= AIM =
Identify all lines in the listing that include the word "ylabel", and copy them out.

= RECORDS PROVIDED =
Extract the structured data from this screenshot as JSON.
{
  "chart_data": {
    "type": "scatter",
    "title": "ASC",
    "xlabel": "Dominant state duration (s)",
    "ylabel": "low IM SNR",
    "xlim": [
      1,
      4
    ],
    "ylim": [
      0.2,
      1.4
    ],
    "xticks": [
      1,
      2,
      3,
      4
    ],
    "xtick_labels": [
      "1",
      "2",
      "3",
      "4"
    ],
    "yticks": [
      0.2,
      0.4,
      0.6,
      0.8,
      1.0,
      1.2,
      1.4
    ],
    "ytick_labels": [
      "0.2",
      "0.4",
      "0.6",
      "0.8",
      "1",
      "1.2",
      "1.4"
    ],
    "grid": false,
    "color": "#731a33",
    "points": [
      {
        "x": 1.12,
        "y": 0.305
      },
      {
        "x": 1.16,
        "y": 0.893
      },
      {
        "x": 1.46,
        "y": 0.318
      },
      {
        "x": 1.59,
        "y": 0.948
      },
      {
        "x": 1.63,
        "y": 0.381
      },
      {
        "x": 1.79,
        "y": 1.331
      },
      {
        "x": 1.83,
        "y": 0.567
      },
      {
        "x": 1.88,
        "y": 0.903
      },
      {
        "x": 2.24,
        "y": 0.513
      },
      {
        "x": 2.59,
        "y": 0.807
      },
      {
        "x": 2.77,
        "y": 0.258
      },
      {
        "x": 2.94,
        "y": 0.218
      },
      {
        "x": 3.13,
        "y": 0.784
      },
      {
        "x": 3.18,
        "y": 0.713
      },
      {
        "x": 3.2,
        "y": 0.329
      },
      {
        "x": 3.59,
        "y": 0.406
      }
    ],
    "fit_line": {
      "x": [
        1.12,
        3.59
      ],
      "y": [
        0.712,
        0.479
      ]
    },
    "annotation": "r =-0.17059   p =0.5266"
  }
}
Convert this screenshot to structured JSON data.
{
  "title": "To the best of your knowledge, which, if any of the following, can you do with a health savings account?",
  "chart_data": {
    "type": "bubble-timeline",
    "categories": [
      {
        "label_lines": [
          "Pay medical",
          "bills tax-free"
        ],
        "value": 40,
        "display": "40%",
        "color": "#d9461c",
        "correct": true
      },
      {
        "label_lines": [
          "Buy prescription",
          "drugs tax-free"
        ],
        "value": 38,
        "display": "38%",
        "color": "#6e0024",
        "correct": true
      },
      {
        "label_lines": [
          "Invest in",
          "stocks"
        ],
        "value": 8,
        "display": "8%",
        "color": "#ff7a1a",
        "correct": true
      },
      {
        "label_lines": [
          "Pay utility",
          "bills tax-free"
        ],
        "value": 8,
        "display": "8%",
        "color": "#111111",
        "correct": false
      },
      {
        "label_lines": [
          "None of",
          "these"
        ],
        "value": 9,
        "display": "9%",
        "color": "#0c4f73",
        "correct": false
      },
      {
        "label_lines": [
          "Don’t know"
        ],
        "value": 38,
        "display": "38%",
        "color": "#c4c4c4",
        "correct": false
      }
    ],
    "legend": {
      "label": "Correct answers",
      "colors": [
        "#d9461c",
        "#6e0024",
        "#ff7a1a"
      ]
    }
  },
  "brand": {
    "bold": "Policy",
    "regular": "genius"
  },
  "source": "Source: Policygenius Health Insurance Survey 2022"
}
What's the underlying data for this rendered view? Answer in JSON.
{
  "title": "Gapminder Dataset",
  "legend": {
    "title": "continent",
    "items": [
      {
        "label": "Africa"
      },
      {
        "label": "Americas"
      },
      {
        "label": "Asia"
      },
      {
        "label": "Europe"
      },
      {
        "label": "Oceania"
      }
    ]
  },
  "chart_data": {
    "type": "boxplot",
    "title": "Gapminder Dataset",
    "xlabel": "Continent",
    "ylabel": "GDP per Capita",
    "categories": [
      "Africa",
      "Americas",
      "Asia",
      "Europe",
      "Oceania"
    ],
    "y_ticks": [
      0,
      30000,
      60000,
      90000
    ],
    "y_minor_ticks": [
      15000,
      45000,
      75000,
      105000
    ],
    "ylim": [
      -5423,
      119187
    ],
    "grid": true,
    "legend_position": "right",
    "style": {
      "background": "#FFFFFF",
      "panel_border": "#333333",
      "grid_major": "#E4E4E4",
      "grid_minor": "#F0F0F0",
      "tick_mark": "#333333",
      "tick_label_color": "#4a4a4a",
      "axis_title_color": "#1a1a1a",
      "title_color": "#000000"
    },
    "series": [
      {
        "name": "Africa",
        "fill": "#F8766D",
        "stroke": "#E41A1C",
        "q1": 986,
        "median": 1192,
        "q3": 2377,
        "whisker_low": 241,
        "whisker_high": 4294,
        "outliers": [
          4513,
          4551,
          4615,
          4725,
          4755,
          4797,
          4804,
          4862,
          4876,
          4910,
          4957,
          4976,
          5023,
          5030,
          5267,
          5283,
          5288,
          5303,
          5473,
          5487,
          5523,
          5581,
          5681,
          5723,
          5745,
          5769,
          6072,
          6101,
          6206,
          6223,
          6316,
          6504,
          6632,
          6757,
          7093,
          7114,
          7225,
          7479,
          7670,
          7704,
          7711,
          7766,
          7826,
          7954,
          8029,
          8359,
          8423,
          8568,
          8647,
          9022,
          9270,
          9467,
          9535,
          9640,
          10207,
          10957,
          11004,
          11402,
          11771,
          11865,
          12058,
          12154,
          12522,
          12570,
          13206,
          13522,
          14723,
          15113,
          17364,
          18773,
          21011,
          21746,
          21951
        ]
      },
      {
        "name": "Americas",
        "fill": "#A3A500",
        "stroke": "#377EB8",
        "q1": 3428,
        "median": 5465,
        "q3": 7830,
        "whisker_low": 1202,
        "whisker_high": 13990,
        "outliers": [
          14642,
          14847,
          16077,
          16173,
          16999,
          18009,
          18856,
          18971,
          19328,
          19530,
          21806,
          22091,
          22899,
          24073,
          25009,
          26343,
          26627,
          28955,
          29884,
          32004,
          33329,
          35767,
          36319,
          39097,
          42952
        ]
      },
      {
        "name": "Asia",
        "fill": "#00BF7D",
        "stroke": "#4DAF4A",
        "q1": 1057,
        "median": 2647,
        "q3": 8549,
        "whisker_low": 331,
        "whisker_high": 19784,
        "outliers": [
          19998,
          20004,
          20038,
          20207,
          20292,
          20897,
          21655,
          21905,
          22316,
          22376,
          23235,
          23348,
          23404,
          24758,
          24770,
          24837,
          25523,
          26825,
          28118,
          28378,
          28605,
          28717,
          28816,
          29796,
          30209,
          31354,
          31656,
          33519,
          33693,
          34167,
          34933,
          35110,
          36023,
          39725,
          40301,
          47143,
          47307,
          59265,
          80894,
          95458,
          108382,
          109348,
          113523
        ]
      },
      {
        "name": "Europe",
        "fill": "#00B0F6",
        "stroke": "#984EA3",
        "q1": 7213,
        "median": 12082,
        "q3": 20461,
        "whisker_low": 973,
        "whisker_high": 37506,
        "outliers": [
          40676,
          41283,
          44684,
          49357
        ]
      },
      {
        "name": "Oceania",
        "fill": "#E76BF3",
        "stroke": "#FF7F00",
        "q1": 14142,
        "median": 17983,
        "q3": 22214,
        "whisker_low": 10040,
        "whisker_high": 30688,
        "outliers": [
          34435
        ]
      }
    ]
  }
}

= RIGHT ANSWER =
    "ylabel": "low IM SNR",
    "ylabel": "GDP per Capita",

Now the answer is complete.